# [ENTRIES SUPPLIED]
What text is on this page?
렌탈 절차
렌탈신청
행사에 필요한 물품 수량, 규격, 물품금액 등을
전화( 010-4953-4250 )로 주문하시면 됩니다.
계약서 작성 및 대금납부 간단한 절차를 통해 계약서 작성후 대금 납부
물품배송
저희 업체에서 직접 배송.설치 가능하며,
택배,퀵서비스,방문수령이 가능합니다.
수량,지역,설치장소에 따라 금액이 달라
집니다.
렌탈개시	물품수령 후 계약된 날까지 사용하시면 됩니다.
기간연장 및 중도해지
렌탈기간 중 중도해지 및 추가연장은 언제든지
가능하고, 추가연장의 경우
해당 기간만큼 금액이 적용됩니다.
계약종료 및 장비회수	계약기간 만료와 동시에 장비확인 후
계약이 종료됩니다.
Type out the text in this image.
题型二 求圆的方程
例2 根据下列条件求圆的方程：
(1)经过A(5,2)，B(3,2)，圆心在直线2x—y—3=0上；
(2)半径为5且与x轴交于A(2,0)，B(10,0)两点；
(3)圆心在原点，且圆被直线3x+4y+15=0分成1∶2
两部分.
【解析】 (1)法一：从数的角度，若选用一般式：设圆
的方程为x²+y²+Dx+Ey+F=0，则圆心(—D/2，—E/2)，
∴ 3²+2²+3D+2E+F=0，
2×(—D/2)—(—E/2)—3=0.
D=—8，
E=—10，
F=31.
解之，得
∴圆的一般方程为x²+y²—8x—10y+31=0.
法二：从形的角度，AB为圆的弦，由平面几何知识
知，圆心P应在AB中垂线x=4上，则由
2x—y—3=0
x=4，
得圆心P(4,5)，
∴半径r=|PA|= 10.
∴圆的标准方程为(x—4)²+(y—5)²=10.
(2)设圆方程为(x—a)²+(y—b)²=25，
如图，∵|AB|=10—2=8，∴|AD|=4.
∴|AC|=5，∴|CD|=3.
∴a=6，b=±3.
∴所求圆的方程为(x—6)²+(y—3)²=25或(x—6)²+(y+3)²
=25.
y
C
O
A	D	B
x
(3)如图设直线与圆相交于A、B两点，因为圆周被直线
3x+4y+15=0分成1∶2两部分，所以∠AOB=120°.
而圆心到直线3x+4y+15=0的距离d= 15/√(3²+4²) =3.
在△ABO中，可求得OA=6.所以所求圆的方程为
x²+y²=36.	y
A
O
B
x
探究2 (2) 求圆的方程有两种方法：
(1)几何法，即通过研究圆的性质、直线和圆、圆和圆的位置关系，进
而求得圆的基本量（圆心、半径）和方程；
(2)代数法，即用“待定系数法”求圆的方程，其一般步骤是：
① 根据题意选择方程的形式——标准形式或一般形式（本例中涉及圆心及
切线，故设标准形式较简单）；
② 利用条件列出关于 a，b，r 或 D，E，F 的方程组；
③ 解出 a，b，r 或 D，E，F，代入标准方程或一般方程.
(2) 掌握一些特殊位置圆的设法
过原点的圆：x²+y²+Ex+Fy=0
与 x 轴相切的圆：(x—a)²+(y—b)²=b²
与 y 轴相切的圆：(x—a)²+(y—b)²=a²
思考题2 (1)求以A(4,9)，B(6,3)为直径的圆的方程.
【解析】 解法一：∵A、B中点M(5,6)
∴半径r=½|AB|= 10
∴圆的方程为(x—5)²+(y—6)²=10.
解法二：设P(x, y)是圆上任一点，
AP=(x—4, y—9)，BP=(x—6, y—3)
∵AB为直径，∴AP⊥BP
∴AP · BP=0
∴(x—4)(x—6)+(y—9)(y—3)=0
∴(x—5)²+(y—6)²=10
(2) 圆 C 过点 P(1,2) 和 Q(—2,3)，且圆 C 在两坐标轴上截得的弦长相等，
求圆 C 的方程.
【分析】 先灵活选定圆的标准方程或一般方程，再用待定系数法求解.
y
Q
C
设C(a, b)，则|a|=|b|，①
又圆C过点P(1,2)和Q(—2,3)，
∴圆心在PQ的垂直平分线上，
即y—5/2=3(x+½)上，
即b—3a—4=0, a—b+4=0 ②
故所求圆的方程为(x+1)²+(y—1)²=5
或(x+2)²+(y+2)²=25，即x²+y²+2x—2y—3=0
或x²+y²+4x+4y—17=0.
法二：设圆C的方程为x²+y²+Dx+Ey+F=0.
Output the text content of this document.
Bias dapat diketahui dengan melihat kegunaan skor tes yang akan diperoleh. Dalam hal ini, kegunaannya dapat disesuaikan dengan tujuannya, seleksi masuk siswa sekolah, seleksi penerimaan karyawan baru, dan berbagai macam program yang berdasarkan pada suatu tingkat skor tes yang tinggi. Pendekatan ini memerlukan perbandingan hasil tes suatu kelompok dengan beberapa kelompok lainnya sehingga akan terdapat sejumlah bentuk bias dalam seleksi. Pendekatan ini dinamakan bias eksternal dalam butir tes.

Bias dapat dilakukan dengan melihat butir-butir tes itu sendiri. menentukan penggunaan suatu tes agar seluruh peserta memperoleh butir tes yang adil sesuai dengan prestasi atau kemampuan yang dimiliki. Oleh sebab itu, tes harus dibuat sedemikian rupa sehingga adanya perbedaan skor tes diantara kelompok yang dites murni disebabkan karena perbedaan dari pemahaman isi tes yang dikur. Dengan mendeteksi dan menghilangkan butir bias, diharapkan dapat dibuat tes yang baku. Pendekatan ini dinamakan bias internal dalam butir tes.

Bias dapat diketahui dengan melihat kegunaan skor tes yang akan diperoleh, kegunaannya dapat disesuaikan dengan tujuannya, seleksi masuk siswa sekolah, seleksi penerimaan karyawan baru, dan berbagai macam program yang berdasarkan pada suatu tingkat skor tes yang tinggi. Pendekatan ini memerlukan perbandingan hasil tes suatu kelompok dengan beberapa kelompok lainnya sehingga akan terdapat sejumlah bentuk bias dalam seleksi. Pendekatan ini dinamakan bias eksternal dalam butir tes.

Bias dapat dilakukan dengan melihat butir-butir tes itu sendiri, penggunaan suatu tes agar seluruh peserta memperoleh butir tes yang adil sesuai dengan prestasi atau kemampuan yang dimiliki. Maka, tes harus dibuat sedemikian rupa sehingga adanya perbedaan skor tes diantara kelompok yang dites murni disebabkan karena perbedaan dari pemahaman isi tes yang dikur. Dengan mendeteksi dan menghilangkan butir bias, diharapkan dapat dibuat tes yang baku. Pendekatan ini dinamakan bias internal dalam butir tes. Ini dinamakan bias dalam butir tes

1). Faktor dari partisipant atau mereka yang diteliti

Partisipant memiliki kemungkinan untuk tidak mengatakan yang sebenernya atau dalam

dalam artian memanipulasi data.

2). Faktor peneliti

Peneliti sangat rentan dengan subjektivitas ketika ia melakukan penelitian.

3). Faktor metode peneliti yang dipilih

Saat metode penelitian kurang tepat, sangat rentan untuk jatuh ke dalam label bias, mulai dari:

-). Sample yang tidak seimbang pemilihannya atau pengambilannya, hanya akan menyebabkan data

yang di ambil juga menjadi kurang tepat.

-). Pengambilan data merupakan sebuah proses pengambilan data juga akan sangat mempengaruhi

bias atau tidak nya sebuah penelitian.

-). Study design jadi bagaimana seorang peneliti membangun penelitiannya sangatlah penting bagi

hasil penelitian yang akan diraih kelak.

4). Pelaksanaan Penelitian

# [AIM OF THE TASK]
Take every line containing the word "untuk" and copy it.

# [EXPECTED OUTPUT]
Partisipant memiliki kemungkinan untuk tidak mengatakan yang sebenernya atau dalam
Saat metode penelitian kurang tepat, sangat rentan untuk jatuh ke dalam label bias, mulai dari:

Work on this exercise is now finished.